DIRECTIVE »
Pull every line that holds the word "России" from the entries.

AVAILABLE RECORDS »
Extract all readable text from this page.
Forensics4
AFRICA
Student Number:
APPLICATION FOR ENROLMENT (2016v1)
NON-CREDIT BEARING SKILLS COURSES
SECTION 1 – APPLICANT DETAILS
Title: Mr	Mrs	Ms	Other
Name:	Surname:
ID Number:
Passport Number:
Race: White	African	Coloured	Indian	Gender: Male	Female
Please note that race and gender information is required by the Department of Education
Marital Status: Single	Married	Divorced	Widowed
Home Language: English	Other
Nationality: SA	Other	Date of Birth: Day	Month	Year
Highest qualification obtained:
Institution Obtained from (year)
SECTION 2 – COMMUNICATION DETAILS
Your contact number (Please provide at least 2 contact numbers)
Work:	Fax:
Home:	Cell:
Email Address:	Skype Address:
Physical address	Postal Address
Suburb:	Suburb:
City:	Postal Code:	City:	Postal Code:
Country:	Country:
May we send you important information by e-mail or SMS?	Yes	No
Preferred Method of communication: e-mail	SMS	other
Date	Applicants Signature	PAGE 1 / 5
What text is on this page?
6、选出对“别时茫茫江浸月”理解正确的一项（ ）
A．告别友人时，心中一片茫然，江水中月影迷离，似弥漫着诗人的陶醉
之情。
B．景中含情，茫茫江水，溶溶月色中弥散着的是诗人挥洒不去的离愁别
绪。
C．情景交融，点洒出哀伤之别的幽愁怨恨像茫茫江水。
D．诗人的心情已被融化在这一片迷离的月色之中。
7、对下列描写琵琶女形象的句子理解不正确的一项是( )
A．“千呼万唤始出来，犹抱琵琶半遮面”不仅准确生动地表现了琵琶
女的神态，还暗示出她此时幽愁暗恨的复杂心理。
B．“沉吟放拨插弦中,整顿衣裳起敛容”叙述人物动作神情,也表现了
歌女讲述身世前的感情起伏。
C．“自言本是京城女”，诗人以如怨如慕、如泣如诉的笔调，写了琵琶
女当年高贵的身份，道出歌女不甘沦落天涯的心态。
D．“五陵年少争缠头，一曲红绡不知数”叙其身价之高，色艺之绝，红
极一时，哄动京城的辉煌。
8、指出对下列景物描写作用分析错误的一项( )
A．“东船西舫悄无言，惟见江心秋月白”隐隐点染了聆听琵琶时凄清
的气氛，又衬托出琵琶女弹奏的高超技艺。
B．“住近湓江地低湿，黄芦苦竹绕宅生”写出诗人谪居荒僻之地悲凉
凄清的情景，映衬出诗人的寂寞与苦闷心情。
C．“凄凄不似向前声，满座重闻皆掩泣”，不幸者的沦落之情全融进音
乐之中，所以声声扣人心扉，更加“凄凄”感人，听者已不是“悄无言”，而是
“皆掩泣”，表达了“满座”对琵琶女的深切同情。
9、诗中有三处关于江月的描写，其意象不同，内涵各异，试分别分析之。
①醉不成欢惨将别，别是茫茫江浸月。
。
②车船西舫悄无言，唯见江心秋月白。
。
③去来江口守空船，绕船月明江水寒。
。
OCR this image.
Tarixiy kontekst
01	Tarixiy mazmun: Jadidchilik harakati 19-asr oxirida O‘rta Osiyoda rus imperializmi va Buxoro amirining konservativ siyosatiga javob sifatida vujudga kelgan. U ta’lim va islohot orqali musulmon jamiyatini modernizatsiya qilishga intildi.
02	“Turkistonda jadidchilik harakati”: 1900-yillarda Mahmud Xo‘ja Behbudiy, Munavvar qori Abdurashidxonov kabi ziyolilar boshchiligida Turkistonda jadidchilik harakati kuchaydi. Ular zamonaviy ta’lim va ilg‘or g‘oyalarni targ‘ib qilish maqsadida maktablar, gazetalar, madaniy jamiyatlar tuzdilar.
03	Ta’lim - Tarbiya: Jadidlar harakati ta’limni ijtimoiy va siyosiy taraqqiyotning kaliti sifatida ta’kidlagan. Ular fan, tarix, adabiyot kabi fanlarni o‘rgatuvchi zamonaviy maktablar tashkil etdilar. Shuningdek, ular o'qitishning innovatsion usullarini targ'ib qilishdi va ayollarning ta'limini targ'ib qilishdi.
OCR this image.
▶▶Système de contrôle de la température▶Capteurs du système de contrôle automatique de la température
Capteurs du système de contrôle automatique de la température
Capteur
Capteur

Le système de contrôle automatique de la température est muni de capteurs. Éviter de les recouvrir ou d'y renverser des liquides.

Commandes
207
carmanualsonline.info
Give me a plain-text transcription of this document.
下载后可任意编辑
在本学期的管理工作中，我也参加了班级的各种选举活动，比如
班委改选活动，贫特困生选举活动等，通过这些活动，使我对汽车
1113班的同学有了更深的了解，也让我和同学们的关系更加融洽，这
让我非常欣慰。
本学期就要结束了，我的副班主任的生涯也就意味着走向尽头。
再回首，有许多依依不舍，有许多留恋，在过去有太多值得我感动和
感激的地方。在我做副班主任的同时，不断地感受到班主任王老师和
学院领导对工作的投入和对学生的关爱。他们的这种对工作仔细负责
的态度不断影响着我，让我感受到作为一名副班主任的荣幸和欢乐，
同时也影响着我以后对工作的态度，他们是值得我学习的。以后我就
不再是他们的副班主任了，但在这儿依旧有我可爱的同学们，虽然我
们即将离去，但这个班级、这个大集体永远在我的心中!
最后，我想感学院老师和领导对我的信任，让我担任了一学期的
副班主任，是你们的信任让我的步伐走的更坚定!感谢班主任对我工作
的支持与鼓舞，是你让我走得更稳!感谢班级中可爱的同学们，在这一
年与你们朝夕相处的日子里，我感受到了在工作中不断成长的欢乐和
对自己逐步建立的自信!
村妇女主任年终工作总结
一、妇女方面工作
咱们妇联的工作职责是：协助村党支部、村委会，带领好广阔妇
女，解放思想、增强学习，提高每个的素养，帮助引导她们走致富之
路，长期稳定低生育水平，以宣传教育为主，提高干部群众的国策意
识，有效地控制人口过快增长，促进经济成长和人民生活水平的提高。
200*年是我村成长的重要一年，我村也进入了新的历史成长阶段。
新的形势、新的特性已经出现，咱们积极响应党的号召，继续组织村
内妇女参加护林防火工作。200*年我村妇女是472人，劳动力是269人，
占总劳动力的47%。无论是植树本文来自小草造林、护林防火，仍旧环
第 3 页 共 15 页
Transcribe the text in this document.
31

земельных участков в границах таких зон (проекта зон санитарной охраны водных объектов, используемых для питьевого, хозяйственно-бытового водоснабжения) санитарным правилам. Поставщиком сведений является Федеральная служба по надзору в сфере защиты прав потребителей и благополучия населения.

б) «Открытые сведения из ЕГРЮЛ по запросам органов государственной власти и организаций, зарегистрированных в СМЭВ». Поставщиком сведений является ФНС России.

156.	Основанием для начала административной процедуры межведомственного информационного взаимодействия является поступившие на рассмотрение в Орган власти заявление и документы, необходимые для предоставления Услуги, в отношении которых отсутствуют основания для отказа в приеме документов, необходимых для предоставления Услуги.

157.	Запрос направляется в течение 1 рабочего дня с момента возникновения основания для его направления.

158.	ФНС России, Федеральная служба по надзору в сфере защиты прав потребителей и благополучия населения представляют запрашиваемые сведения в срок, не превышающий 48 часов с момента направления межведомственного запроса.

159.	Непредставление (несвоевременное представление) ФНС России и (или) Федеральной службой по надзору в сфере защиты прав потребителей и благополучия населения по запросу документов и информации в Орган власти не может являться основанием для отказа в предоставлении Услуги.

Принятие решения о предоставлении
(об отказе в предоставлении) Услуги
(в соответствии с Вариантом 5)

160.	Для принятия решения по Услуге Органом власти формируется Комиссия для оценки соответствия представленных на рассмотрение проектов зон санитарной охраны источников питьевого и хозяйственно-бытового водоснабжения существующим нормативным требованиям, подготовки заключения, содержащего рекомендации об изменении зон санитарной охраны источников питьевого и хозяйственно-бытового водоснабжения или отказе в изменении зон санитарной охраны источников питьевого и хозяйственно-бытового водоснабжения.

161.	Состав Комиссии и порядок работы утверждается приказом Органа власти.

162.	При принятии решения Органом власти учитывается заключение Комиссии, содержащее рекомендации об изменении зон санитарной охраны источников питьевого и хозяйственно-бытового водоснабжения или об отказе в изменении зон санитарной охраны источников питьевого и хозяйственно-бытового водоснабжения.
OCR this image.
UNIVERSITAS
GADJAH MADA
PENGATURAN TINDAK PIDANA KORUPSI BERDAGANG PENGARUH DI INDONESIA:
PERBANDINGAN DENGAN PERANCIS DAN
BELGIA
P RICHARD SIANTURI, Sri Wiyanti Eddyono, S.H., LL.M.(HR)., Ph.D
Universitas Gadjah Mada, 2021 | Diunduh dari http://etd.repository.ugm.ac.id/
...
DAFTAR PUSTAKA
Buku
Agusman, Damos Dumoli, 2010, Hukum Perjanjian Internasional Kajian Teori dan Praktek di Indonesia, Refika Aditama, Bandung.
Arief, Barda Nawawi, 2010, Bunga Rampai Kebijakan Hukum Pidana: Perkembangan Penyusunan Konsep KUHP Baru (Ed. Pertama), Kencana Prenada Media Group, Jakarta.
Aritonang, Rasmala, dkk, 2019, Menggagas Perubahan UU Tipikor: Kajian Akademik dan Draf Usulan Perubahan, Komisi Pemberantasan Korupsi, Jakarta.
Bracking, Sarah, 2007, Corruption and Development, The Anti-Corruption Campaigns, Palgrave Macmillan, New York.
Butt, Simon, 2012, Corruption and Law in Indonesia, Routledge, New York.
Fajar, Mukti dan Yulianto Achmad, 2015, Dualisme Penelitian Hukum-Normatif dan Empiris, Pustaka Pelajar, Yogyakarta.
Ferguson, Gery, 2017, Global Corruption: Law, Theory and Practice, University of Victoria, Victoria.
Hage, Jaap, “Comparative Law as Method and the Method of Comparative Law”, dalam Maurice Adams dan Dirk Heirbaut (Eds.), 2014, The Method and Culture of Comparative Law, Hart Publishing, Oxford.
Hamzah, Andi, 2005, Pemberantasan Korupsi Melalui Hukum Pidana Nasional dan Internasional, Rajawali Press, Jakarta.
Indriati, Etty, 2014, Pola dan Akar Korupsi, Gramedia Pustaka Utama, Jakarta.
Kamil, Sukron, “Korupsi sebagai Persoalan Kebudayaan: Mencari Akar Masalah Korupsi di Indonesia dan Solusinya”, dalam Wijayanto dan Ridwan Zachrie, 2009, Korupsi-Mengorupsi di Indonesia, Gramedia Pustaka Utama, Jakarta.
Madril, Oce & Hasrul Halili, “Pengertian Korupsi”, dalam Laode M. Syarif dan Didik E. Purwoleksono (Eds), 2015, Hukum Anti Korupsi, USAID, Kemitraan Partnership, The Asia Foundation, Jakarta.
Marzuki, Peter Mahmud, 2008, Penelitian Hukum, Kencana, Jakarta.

RESPONSE TO THE TASK »
б) «Открытые сведения из ЕГРЮЛ по запросам органов государственной власти и организаций, зарегистрированных в СМЭВ». Поставщиком сведений является ФНС России.
158.	ФНС России, Федеральная служба по надзору в сфере защиты прав потребителей и благополучия населения представляют запрашиваемые сведения в срок, не превышающий 48 часов с момента направления межведомственного запроса.
159.	Непредставление (несвоевременное представление) ФНС России и (или) Федеральной службой по надзору в сфере защиты прав потребителей и благополучия населения по запросу документов и информации в Орган власти не может являться основанием для отказа в предоставлении Услуги.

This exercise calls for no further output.